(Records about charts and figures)
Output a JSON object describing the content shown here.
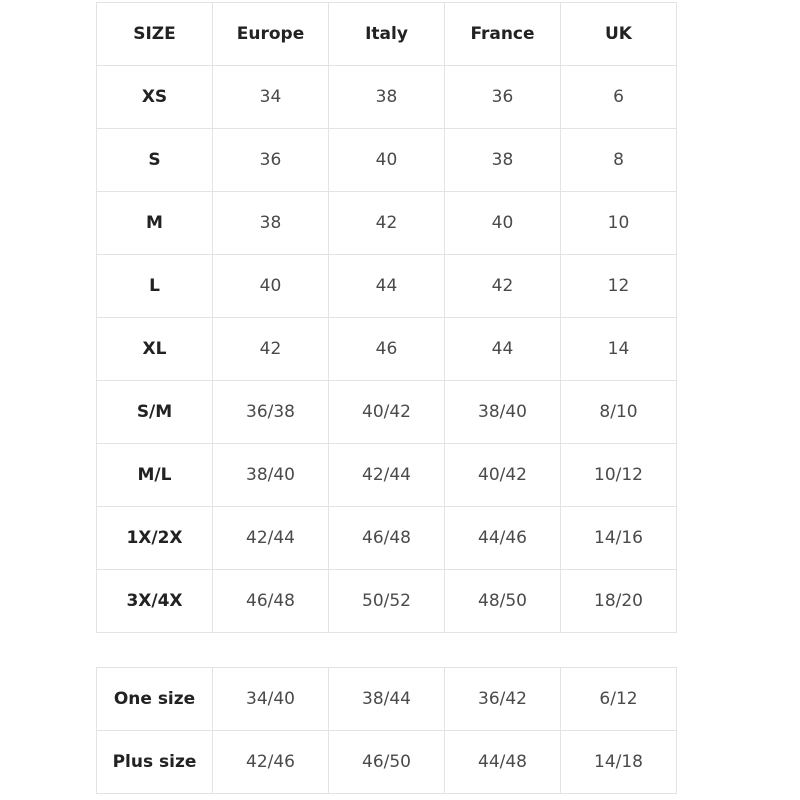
{
  "size_table": {
    "headers": [
      "SIZE",
      "Europe",
      "Italy",
      "France",
      "UK"
    ],
    "rows": [
      [
        "XS",
        "34",
        "38",
        "36",
        "6"
      ],
      [
        "S",
        "36",
        "40",
        "38",
        "8"
      ],
      [
        "M",
        "38",
        "42",
        "40",
        "10"
      ],
      [
        "L",
        "40",
        "44",
        "42",
        "12"
      ],
      [
        "XL",
        "42",
        "46",
        "44",
        "14"
      ],
      [
        "S/M",
        "36/38",
        "40/42",
        "38/40",
        "8/10"
      ],
      [
        "M/L",
        "38/40",
        "42/44",
        "40/42",
        "10/12"
      ],
      [
        "1X/2X",
        "42/44",
        "46/48",
        "44/46",
        "14/16"
      ],
      [
        "3X/4X",
        "46/48",
        "50/52",
        "48/50",
        "18/20"
      ]
    ]
  },
  "special_table": {
    "rows": [
      [
        "One size",
        "34/40",
        "38/44",
        "36/42",
        "6/12"
      ],
      [
        "Plus size",
        "42/46",
        "46/50",
        "44/48",
        "14/18"
      ]
    ]
  }
}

What you are asked to do: Retype the data above exactly; pictures are not part of the copy.

In response:
Output a JSON object describing the content shown here.
{
  "size_table": {
    "headers": [
      "SIZE",
      "Europe",
      "Italy",
      "France",
      "UK"
    ],
    "rows": [
      [
        "XS",
        "34",
        "38",
        "36",
        "6"
      ],
      [
        "S",
        "36",
        "40",
        "38",
        "8"
      ],
      [
        "M",
        "38",
        "42",
        "40",
        "10"
      ],
      [
        "L",
        "40",
        "44",
        "42",
        "12"
      ],
      [
        "XL",
        "42",
        "46",
        "44",
        "14"
      ],
      [
        "S/M",
        "36/38",
        "40/42",
        "38/40",
        "8/10"
      ],
      [
        "M/L",
        "38/40",
        "42/44",
        "40/42",
        "10/12"
      ],
      [
        "1X/2X",
        "42/44",
        "46/48",
        "44/46",
        "14/16"
      ],
      [
        "3X/4X",
        "46/48",
        "50/52",
        "48/50",
        "18/20"
      ]
    ]
  },
  "special_table": {
    "rows": [
      [
        "One size",
        "34/40",
        "38/44",
        "36/42",
        "6/12"
      ],
      [
        "Plus size",
        "42/46",
        "46/50",
        "44/48",
        "14/18"
      ]
    ]
  }
}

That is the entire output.